**What this task involves**
Each line of the material must be returned exactly.

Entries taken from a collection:
§ §
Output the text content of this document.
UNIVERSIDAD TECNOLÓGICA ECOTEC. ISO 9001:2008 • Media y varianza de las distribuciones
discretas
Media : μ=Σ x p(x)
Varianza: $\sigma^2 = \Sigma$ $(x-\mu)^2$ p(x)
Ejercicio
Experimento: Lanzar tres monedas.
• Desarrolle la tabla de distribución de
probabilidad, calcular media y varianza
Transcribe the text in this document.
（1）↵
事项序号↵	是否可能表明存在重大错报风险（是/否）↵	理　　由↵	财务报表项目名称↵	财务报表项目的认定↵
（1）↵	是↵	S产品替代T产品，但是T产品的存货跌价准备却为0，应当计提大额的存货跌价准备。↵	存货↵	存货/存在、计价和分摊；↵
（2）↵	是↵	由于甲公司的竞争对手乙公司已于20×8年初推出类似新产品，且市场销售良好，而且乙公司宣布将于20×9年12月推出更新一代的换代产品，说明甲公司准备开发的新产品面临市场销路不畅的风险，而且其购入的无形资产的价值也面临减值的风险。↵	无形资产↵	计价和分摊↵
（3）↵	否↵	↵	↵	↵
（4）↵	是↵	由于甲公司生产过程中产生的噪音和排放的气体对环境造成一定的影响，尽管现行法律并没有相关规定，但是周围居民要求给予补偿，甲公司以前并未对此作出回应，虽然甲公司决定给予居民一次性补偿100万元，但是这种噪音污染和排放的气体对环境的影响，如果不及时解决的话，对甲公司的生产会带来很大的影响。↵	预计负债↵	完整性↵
§ §
**Full answer**
Output the text content of this document.
UNIVERSIDAD TECNOLÓGICA ECOTEC. ISO 9001:2008 • Media y varianza de las distribuciones
discretas
Media : μ=Σ x p(x)
Varianza: $\sigma^2 = \Sigma$ $(x-\mu)^2$ p(x)
Ejercicio
Experimento: Lanzar tres monedas.
• Desarrolle la tabla de distribución de
probabilidad, calcular media y varianza
Transcribe the text in this document.
（1）↵
事项序号↵	是否可能表明存在重大错报风险（是/否）↵	理　　由↵	财务报表项目名称↵	财务报表项目的认定↵
（1）↵	是↵	S产品替代T产品，但是T产品的存货跌价准备却为0，应当计提大额的存货跌价准备。↵	存货↵	存货/存在、计价和分摊；↵
（2）↵	是↵	由于甲公司的竞争对手乙公司已于20×8年初推出类似新产品，且市场销售良好，而且乙公司宣布将于20×9年12月推出更新一代的换代产品，说明甲公司准备开发的新产品面临市场销路不畅的风险，而且其购入的无形资产的价值也面临减值的风险。↵	无形资产↵	计价和分摊↵
（3）↵	否↵	↵	↵	↵
（4）↵	是↵	由于甲公司生产过程中产生的噪音和排放的气体对环境造成一定的影响，尽管现行法律并没有相关规定，但是周围居民要求给予补偿，甲公司以前并未对此作出回应，虽然甲公司决定给予居民一次性补偿100万元，但是这种噪音污染和排放的气体对环境的影响，如果不及时解决的话，对甲公司的生产会带来很大的影响。↵	预计负债↵	完整性↵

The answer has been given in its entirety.